CHALLENGE - Copy out the entries in full and with complete accuracy; pictures are excluded.

GIVEN RECORDS -

:::::

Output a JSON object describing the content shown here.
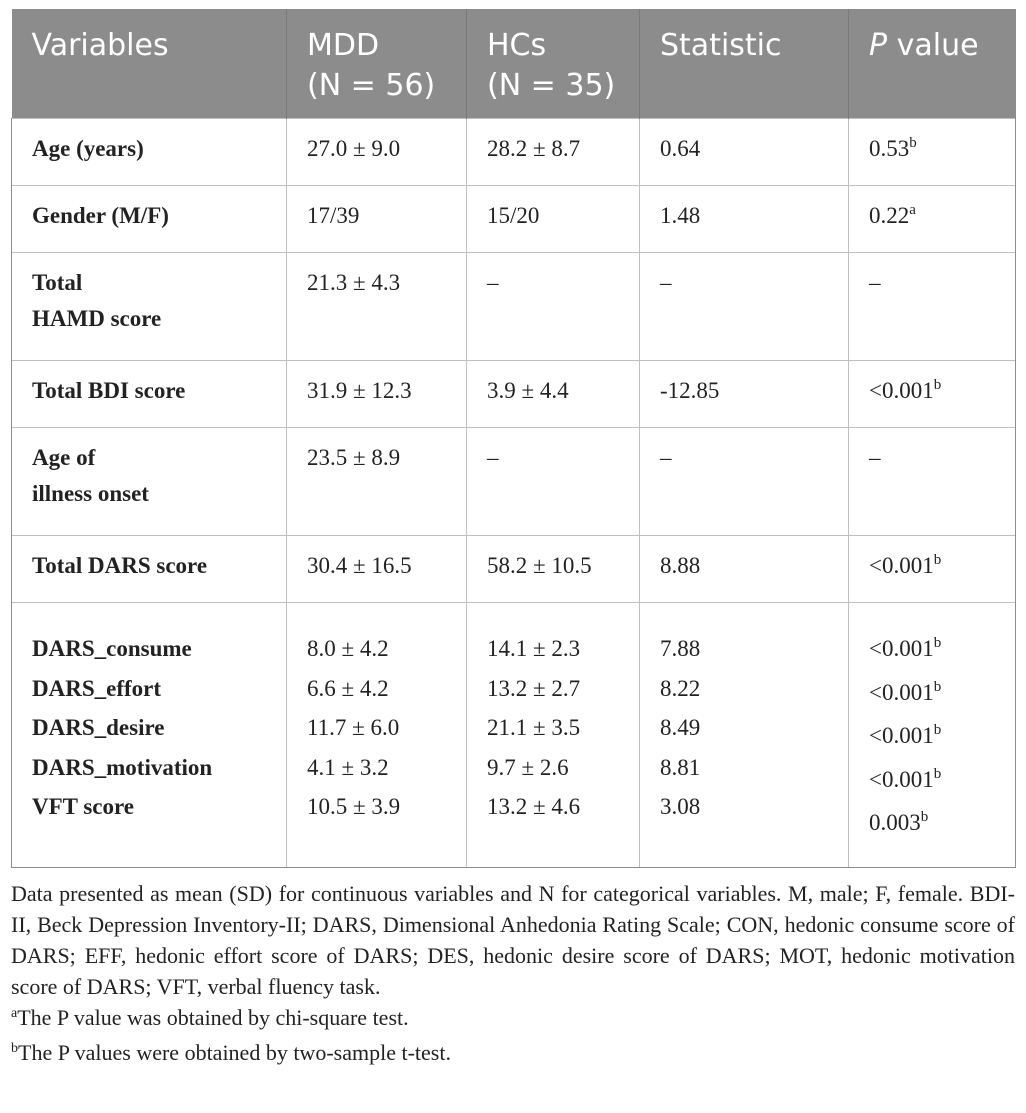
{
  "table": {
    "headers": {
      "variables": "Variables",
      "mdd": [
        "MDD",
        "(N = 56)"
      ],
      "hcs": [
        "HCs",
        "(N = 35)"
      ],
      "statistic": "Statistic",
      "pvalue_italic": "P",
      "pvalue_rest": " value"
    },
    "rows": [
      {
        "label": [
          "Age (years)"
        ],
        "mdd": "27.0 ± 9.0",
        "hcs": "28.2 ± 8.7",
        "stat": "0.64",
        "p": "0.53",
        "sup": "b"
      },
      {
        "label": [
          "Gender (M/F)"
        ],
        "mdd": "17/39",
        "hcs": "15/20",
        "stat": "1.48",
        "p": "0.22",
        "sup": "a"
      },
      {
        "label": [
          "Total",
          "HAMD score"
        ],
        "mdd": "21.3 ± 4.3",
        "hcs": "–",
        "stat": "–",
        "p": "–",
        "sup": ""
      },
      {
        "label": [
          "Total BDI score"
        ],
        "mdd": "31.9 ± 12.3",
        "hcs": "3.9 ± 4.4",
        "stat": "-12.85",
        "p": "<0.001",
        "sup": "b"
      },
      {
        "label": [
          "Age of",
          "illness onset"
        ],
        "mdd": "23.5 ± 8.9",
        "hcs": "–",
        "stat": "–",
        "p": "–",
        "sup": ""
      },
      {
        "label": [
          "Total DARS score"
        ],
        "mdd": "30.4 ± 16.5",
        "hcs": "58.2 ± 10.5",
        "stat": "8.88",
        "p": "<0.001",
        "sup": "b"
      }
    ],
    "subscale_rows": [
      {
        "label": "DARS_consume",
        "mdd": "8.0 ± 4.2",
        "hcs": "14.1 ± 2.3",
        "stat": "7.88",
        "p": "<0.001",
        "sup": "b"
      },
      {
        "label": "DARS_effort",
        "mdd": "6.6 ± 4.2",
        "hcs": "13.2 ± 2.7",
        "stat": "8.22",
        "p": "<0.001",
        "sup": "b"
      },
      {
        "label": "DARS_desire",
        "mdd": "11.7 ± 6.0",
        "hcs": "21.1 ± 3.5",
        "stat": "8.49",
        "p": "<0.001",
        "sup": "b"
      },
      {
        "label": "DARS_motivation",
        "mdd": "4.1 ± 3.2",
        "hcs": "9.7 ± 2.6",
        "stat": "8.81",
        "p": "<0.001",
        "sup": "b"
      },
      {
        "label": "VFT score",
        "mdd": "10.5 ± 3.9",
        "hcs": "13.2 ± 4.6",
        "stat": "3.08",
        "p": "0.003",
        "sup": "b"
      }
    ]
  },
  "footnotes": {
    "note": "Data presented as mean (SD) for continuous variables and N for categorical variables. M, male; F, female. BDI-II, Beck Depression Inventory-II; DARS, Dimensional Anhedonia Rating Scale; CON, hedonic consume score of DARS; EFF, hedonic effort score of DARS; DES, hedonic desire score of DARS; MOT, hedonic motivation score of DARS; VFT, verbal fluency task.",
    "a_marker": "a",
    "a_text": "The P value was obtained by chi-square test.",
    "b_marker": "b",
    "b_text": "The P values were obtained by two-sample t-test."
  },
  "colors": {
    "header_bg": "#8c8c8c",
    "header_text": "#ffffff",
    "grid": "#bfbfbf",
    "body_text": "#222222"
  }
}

:::::

WORKED ANSWER -
Output a JSON object describing the content shown here.
{
  "table": {
    "headers": {
      "variables": "Variables",
      "mdd": [
        "MDD",
        "(N = 56)"
      ],
      "hcs": [
        "HCs",
        "(N = 35)"
      ],
      "statistic": "Statistic",
      "pvalue_italic": "P",
      "pvalue_rest": " value"
    },
    "rows": [
      {
        "label": [
          "Age (years)"
        ],
        "mdd": "27.0 ± 9.0",
        "hcs": "28.2 ± 8.7",
        "stat": "0.64",
        "p": "0.53",
        "sup": "b"
      },
      {
        "label": [
          "Gender (M/F)"
        ],
        "mdd": "17/39",
        "hcs": "15/20",
        "stat": "1.48",
        "p": "0.22",
        "sup": "a"
      },
      {
        "label": [
          "Total",
          "HAMD score"
        ],
        "mdd": "21.3 ± 4.3",
        "hcs": "–",
        "stat": "–",
        "p": "–",
        "sup": ""
      },
      {
        "label": [
          "Total BDI score"
        ],
        "mdd": "31.9 ± 12.3",
        "hcs": "3.9 ± 4.4",
        "stat": "-12.85",
        "p": "<0.001",
        "sup": "b"
      },
      {
        "label": [
          "Age of",
          "illness onset"
        ],
        "mdd": "23.5 ± 8.9",
        "hcs": "–",
        "stat": "–",
        "p": "–",
        "sup": ""
      },
      {
        "label": [
          "Total DARS score"
        ],
        "mdd": "30.4 ± 16.5",
        "hcs": "58.2 ± 10.5",
        "stat": "8.88",
        "p": "<0.001",
        "sup": "b"
      }
    ],
    "subscale_rows": [
      {
        "label": "DARS_consume",
        "mdd": "8.0 ± 4.2",
        "hcs": "14.1 ± 2.3",
        "stat": "7.88",
        "p": "<0.001",
        "sup": "b"
      },
      {
        "label": "DARS_effort",
        "mdd": "6.6 ± 4.2",
        "hcs": "13.2 ± 2.7",
        "stat": "8.22",
        "p": "<0.001",
        "sup": "b"
      },
      {
        "label": "DARS_desire",
        "mdd": "11.7 ± 6.0",
        "hcs": "21.1 ± 3.5",
        "stat": "8.49",
        "p": "<0.001",
        "sup": "b"
      },
      {
        "label": "DARS_motivation",
        "mdd": "4.1 ± 3.2",
        "hcs": "9.7 ± 2.6",
        "stat": "8.81",
        "p": "<0.001",
        "sup": "b"
      },
      {
        "label": "VFT score",
        "mdd": "10.5 ± 3.9",
        "hcs": "13.2 ± 4.6",
        "stat": "3.08",
        "p": "0.003",
        "sup": "b"
      }
    ]
  },
  "footnotes": {
    "note": "Data presented as mean (SD) for continuous variables and N for categorical variables. M, male; F, female. BDI-II, Beck Depression Inventory-II; DARS, Dimensional Anhedonia Rating Scale; CON, hedonic consume score of DARS; EFF, hedonic effort score of DARS; DES, hedonic desire score of DARS; MOT, hedonic motivation score of DARS; VFT, verbal fluency task.",
    "a_marker": "a",
    "a_text": "The P value was obtained by chi-square test.",
    "b_marker": "b",
    "b_text": "The P values were obtained by two-sample t-test."
  },
  "colors": {
    "header_bg": "#8c8c8c",
    "header_text": "#ffffff",
    "grid": "#bfbfbf",
    "body_text": "#222222"
  }
}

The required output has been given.